» **Set exercise**:
Leave out the pictures and reproduce all of the data exactly.

» **Record excerpts**:
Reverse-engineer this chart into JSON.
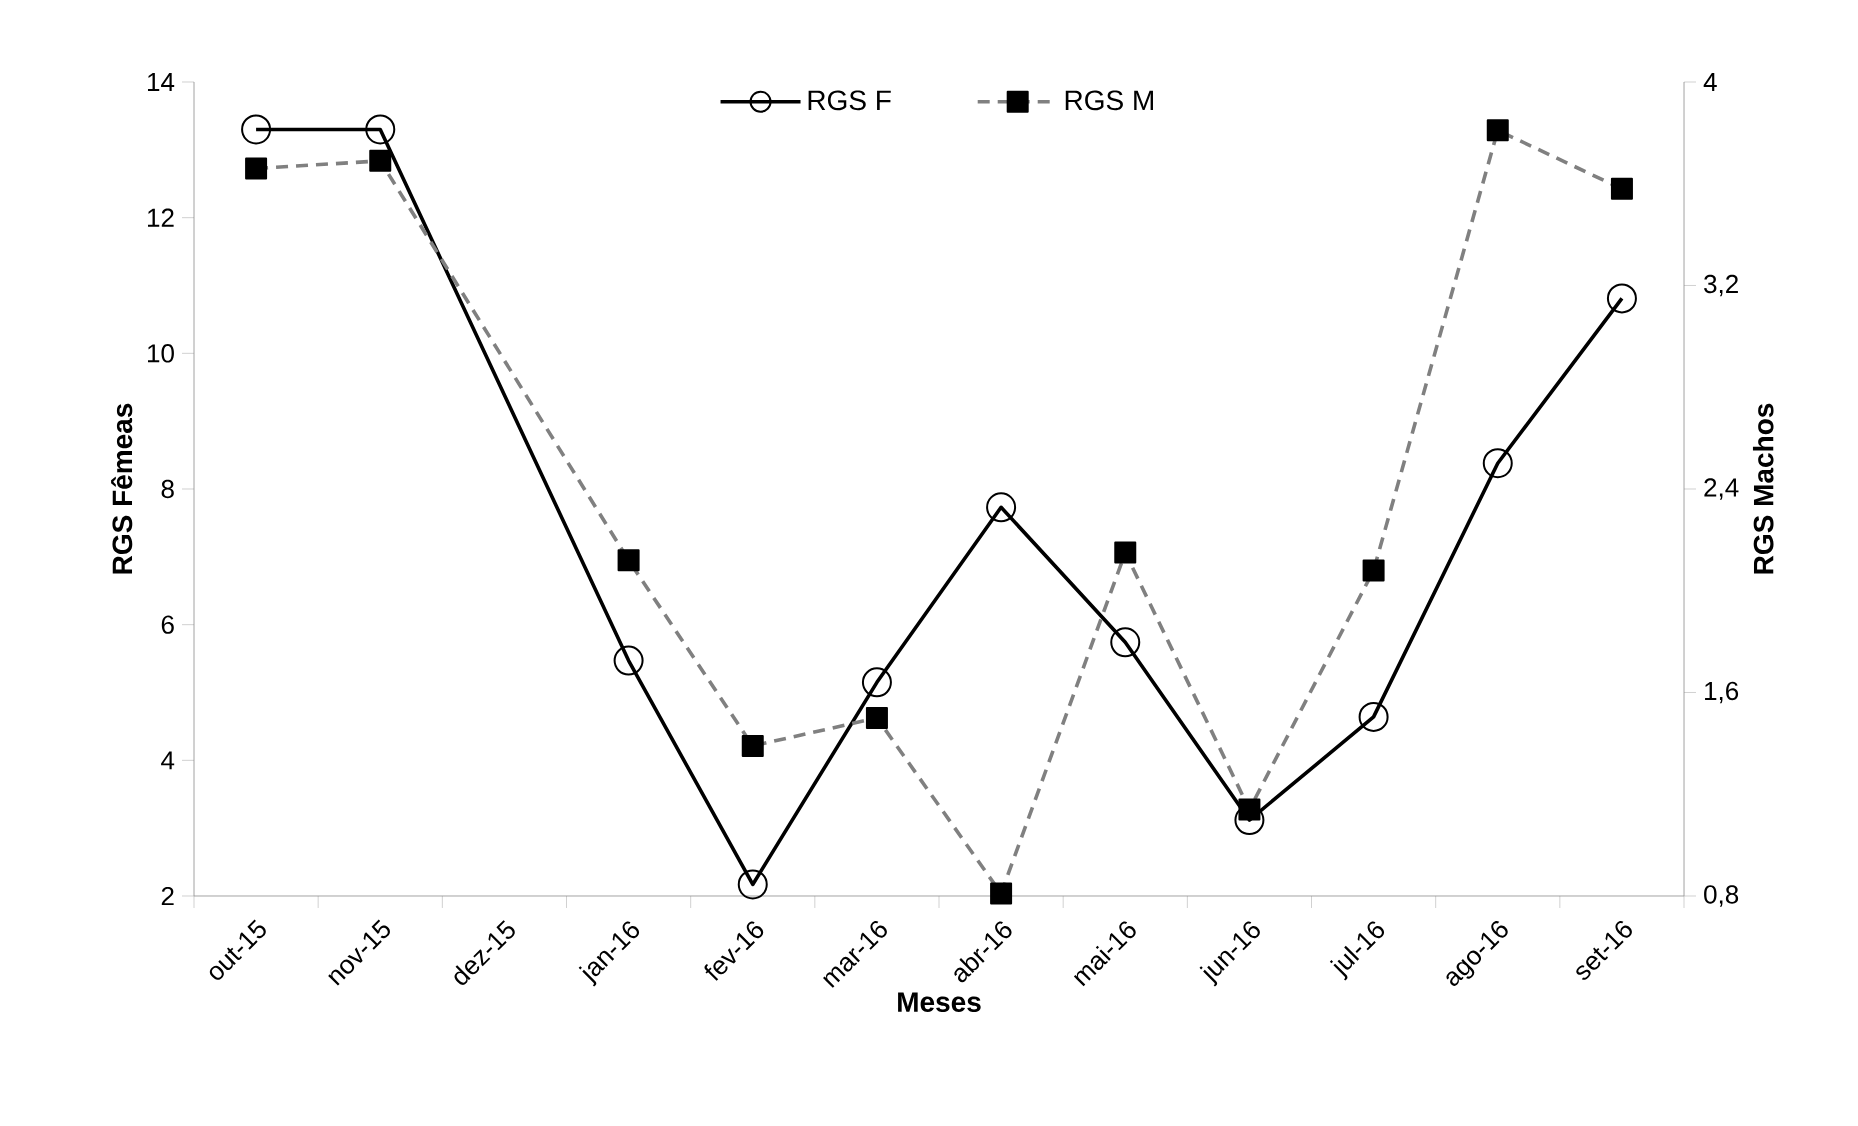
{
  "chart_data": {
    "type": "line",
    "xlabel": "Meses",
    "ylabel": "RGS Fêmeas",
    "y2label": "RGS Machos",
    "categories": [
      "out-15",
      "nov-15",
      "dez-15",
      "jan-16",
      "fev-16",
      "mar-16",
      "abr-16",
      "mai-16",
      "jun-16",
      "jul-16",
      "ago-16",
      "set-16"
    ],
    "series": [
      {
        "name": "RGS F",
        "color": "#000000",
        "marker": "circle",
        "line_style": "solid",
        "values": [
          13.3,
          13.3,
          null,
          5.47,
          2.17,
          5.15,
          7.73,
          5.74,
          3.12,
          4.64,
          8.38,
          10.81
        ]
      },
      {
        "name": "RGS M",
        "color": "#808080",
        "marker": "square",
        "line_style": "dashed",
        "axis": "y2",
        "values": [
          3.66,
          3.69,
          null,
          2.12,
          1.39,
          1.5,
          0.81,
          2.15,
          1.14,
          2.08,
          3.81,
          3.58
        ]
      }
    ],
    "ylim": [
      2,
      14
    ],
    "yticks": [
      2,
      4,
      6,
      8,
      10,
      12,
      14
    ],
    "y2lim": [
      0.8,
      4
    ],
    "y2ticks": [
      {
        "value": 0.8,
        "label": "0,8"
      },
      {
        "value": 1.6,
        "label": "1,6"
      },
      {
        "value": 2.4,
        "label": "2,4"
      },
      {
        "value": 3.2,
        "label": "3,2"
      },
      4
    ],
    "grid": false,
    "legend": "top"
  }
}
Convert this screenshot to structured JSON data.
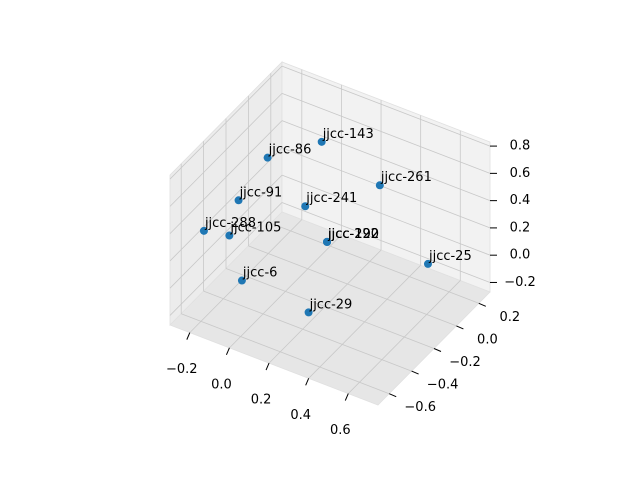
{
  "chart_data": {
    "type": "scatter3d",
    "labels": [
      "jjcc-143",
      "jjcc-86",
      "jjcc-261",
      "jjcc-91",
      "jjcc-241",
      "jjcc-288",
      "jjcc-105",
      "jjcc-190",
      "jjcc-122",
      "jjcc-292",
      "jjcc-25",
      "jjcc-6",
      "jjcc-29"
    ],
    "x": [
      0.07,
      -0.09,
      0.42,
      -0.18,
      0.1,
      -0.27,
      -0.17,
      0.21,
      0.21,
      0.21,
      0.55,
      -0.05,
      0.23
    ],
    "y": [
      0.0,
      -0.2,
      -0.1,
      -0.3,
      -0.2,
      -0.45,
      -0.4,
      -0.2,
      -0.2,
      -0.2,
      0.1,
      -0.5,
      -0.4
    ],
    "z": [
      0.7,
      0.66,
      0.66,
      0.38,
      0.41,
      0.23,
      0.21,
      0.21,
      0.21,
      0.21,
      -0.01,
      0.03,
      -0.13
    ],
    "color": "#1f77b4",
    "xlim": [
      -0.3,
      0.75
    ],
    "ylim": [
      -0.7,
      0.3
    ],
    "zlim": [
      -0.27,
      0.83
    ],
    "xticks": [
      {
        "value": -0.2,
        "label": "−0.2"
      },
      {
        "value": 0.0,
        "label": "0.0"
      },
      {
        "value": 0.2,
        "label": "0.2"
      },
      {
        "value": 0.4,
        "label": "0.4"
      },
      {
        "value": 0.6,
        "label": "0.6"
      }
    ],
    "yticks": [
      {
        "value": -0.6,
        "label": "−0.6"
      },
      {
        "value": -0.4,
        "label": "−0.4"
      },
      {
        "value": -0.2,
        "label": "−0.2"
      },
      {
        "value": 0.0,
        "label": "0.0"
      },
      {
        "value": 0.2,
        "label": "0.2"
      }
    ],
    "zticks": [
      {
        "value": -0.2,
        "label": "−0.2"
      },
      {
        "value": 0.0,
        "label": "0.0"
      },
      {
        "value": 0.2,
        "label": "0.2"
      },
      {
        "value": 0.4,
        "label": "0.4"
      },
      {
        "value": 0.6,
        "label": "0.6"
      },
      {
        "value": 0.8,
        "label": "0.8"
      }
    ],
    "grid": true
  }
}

» **Reply to the exercise**:
Reverse-engineer this chart into JSON.
{
  "chart_data": {
    "type": "line",
    "xlabel": "Meses",
    "ylabel": "RGS Fêmeas",
    "y2label": "RGS Machos",
    "categories": [
      "out-15",
      "nov-15",
      "dez-15",
      "jan-16",
      "fev-16",
      "mar-16",
      "abr-16",
      "mai-16",
      "jun-16",
      "jul-16",
      "ago-16",
      "set-16"
    ],
    "series": [
      {
        "name": "RGS F",
        "color": "#000000",
        "marker": "circle",
        "line_style": "solid",
        "values": [
          13.3,
          13.3,
          null,
          5.47,
          2.17,
          5.15,
          7.73,
          5.74,
          3.12,
          4.64,
          8.38,
          10.81
        ]
      },
      {
        "name": "RGS M",
        "color": "#808080",
        "marker": "square",
        "line_style": "dashed",
        "axis": "y2",
        "values": [
          3.66,
          3.69,
          null,
          2.12,
          1.39,
          1.5,
          0.81,
          2.15,
          1.14,
          2.08,
          3.81,
          3.58
        ]
      }
    ],
    "ylim": [
      2,
      14
    ],
    "yticks": [
      2,
      4,
      6,
      8,
      10,
      12,
      14
    ],
    "y2lim": [
      0.8,
      4
    ],
    "y2ticks": [
      {
        "value": 0.8,
        "label": "0,8"
      },
      {
        "value": 1.6,
        "label": "1,6"
      },
      {
        "value": 2.4,
        "label": "2,4"
      },
      {
        "value": 3.2,
        "label": "3,2"
      },
      4
    ],
    "grid": false,
    "legend": "top"
  }
}
Convert this screenshot to structured JSON data.
{
  "chart_data": {
    "type": "scatter3d",
    "labels": [
      "jjcc-143",
      "jjcc-86",
      "jjcc-261",
      "jjcc-91",
      "jjcc-241",
      "jjcc-288",
      "jjcc-105",
      "jjcc-190",
      "jjcc-122",
      "jjcc-292",
      "jjcc-25",
      "jjcc-6",
      "jjcc-29"
    ],
    "x": [
      0.07,
      -0.09,
      0.42,
      -0.18,
      0.1,
      -0.27,
      -0.17,
      0.21,
      0.21,
      0.21,
      0.55,
      -0.05,
      0.23
    ],
    "y": [
      0.0,
      -0.2,
      -0.1,
      -0.3,
      -0.2,
      -0.45,
      -0.4,
      -0.2,
      -0.2,
      -0.2,
      0.1,
      -0.5,
      -0.4
    ],
    "z": [
      0.7,
      0.66,
      0.66,
      0.38,
      0.41,
      0.23,
      0.21,
      0.21,
      0.21,
      0.21,
      -0.01,
      0.03,
      -0.13
    ],
    "color": "#1f77b4",
    "xlim": [
      -0.3,
      0.75
    ],
    "ylim": [
      -0.7,
      0.3
    ],
    "zlim": [
      -0.27,
      0.83
    ],
    "xticks": [
      {
        "value": -0.2,
        "label": "−0.2"
      },
      {
        "value": 0.0,
        "label": "0.0"
      },
      {
        "value": 0.2,
        "label": "0.2"
      },
      {
        "value": 0.4,
        "label": "0.4"
      },
      {
        "value": 0.6,
        "label": "0.6"
      }
    ],
    "yticks": [
      {
        "value": -0.6,
        "label": "−0.6"
      },
      {
        "value": -0.4,
        "label": "−0.4"
      },
      {
        "value": -0.2,
        "label": "−0.2"
      },
      {
        "value": 0.0,
        "label": "0.0"
      },
      {
        "value": 0.2,
        "label": "0.2"
      }
    ],
    "zticks": [
      {
        "value": -0.2,
        "label": "−0.2"
      },
      {
        "value": 0.0,
        "label": "0.0"
      },
      {
        "value": 0.2,
        "label": "0.2"
      },
      {
        "value": 0.4,
        "label": "0.4"
      },
      {
        "value": 0.6,
        "label": "0.6"
      },
      {
        "value": 0.8,
        "label": "0.8"
      }
    ],
    "grid": true
  }
}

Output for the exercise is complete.